* SOURCE PASSAGE *
━━━━

Israel was God’s means of solving the problem, but the prophets record the people as being consistently hard of heart and rebellious. The original deal with Israel in Deuteronomy was that God would bless them if they followed him, and he would curse them if they rebelled. After hundreds of years of rebellion, God’s patience ended and he carried out all the covenantal curses and exiled them from the land. In Eze 36:26-27, after observing that he had punished Israel for their rebellion, God describes his solution: he will put his spirit in Israel, and change their hearts from stone to flesh. Rebellion is hardly limited to the house of Israel; Paul describes all of humanity as rebellious in Rom 1. So God’s solution is not limited to Israel: he said he would pour out his spirit on all mankind (Joel 2:28), which is indeed what we see happen in the first ten chapters of Acts.

━━━━

* GIVEN EXERCISE *
Lift the words of the passage on Israel's rebellion between "Israel was God’s" and "chapters of Acts.", inclusive, copying them unchanged.

━━━━

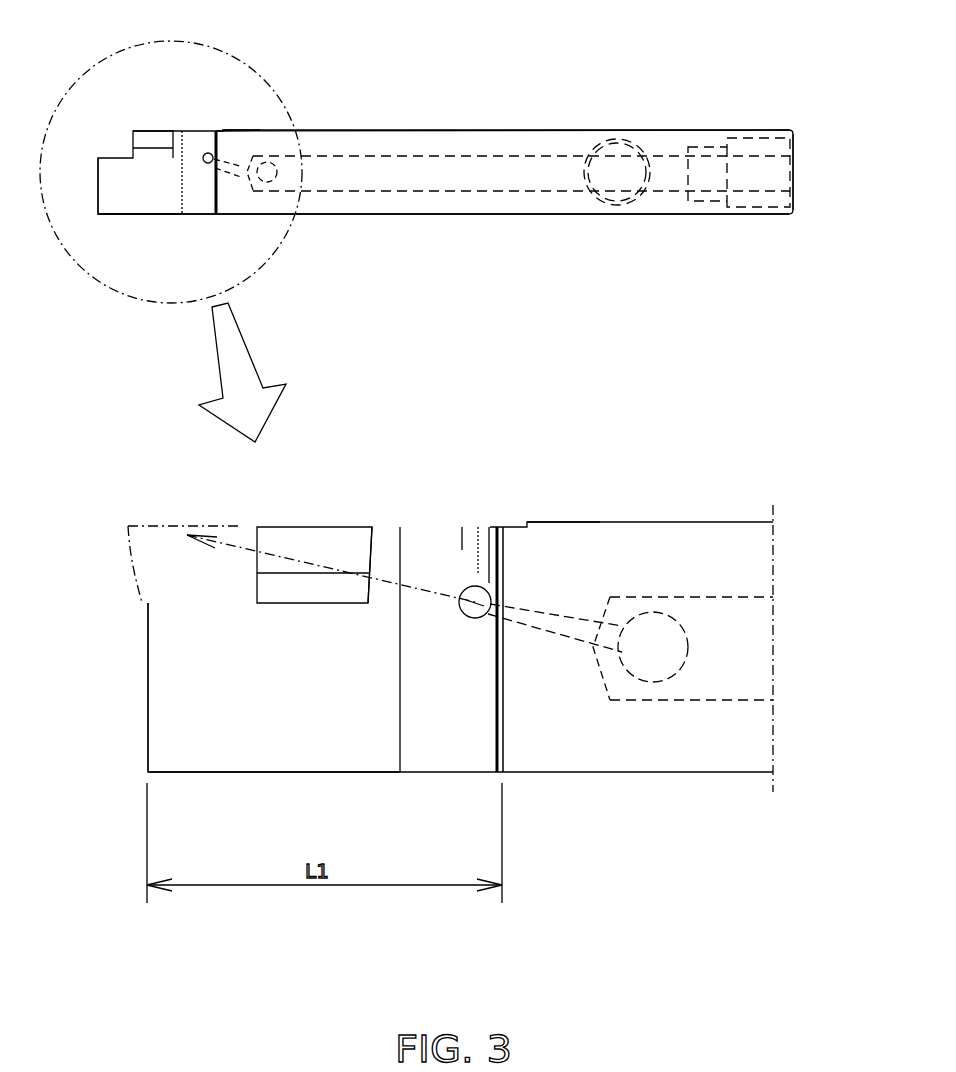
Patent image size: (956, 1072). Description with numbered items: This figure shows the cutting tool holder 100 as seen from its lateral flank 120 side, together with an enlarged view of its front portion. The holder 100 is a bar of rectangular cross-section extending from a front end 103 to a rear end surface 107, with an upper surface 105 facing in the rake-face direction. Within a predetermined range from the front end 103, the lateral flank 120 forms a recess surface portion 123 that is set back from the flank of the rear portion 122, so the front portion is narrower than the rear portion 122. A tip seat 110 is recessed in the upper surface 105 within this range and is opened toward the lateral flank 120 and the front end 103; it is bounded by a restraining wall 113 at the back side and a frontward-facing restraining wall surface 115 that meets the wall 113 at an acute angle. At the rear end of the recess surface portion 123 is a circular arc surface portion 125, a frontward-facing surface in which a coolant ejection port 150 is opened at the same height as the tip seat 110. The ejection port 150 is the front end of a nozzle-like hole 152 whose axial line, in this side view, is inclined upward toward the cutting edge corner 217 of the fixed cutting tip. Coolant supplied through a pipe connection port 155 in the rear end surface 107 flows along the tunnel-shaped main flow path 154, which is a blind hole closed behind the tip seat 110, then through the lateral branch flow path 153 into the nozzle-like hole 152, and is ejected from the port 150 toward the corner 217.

The cutting tool holder 100 is at (465, 118).
The front end 103 is at (148, 648).
The upper surface 105 is at (228, 128).
The rear end surface 107 is at (793, 213).
The tip seat 110 is at (112, 157).
The restraining wall 113 is at (272, 545).
The frontward-facing restraining wall surface 115 is at (372, 548).
The lateral flank 120 is at (378, 146).
The rear portion 122 is at (537, 214).
The recess surface portion 123 is at (135, 185).
The circular arc surface portion 125 is at (193, 193).
The coolant ejection port 150 is at (204, 154).
The nozzle-like hole 152 is at (549, 636).
The branch flow path 153 is at (660, 610).
The main flow path 154 is at (520, 168).
The coolant pipe connection port 155 is at (620, 148).
The cutting edge corner 217 is at (128, 526).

━━━━

* WRITTEN RESPONSE *
Israel was God’s means of solving the problem, but the prophets record the people as being consistently hard of heart and rebellious. The original deal with Israel in Deuteronomy was that God would bless them if they followed him, and he would curse them if they rebelled. After hundreds of years of rebellion, God’s patience ended and he carried out all the covenantal curses and exiled them from the land. In Eze 36:26-27, after observing that he had punished Israel for their rebellion, God describes his solution: he will put his spirit in Israel, and change their hearts from stone to flesh. Rebellion is hardly limited to the house of Israel; Paul describes all of humanity as rebellious in Rom 1. So God’s solution is not limited to Israel: he said he would pour out his spirit on all mankind (Joel 2:28), which is indeed what we see happen in the first ten chapters of Acts.